Find how many lines hold the word "Package". Give only the number.

___ Source records ___

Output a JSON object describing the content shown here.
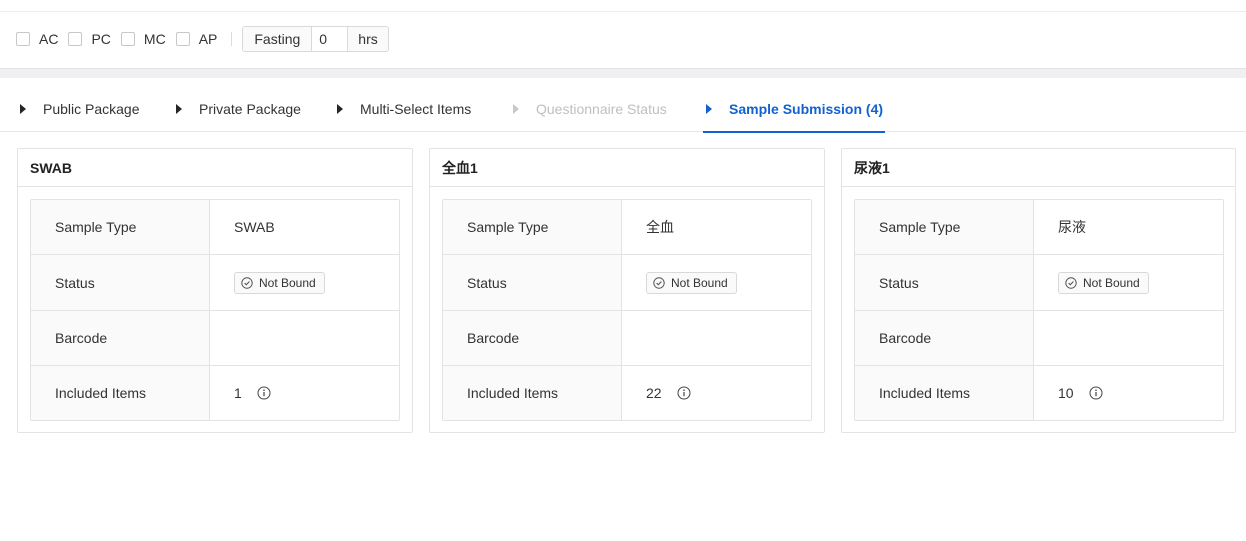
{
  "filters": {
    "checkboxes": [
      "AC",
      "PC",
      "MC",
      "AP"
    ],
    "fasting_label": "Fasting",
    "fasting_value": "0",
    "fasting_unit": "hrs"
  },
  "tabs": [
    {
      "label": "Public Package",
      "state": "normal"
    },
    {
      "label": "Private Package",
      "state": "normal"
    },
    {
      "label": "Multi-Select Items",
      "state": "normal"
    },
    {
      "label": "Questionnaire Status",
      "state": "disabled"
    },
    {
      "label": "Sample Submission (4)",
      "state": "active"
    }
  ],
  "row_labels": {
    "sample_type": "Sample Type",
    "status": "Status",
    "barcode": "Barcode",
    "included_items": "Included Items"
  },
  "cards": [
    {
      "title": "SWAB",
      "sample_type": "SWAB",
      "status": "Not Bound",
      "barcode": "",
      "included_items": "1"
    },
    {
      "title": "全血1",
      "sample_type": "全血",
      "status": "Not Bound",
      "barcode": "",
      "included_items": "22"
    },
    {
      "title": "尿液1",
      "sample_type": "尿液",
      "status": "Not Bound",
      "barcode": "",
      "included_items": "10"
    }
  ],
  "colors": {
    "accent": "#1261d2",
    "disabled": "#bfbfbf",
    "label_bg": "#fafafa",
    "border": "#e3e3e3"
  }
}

___

## The response
2